### Stored rows

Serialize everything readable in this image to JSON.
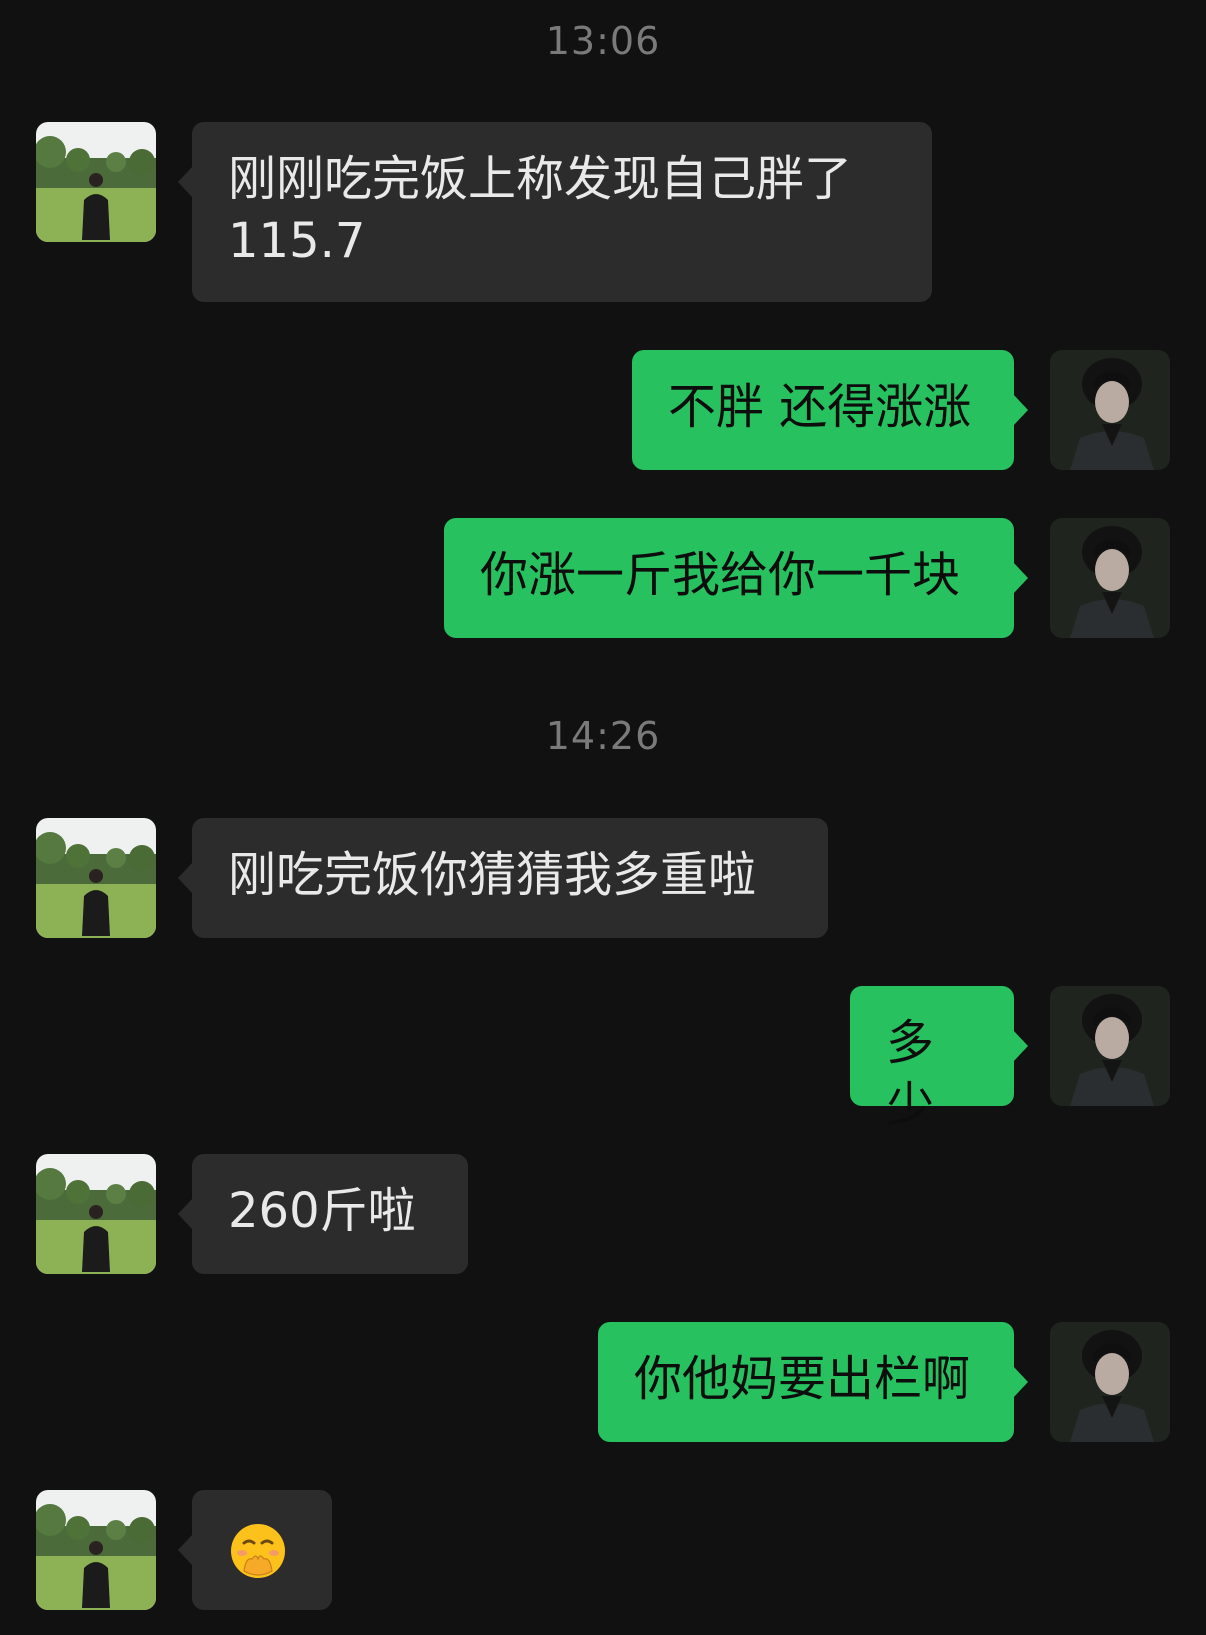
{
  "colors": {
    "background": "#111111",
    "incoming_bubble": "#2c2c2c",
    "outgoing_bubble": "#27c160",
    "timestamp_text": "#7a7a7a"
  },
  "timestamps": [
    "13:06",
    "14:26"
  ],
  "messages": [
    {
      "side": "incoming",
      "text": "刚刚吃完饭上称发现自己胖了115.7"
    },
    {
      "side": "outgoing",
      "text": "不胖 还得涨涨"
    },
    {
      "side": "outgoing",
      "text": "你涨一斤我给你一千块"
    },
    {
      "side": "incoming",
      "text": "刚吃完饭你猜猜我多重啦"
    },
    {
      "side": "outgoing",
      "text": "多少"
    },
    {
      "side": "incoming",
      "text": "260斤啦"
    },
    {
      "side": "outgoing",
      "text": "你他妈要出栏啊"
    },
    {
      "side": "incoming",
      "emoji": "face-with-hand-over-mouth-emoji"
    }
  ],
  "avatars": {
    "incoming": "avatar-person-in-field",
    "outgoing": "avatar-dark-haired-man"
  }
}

######

» **Directive**
Every line above should be repeated exactly; pictures stay out of the copy.

» **Expected output**
Serialize everything readable in this image to JSON.
{
  "colors": {
    "background": "#111111",
    "incoming_bubble": "#2c2c2c",
    "outgoing_bubble": "#27c160",
    "timestamp_text": "#7a7a7a"
  },
  "timestamps": [
    "13:06",
    "14:26"
  ],
  "messages": [
    {
      "side": "incoming",
      "text": "刚刚吃完饭上称发现自己胖了115.7"
    },
    {
      "side": "outgoing",
      "text": "不胖 还得涨涨"
    },
    {
      "side": "outgoing",
      "text": "你涨一斤我给你一千块"
    },
    {
      "side": "incoming",
      "text": "刚吃完饭你猜猜我多重啦"
    },
    {
      "side": "outgoing",
      "text": "多少"
    },
    {
      "side": "incoming",
      "text": "260斤啦"
    },
    {
      "side": "outgoing",
      "text": "你他妈要出栏啊"
    },
    {
      "side": "incoming",
      "emoji": "face-with-hand-over-mouth-emoji"
    }
  ],
  "avatars": {
    "incoming": "avatar-person-in-field",
    "outgoing": "avatar-dark-haired-man"
  }
}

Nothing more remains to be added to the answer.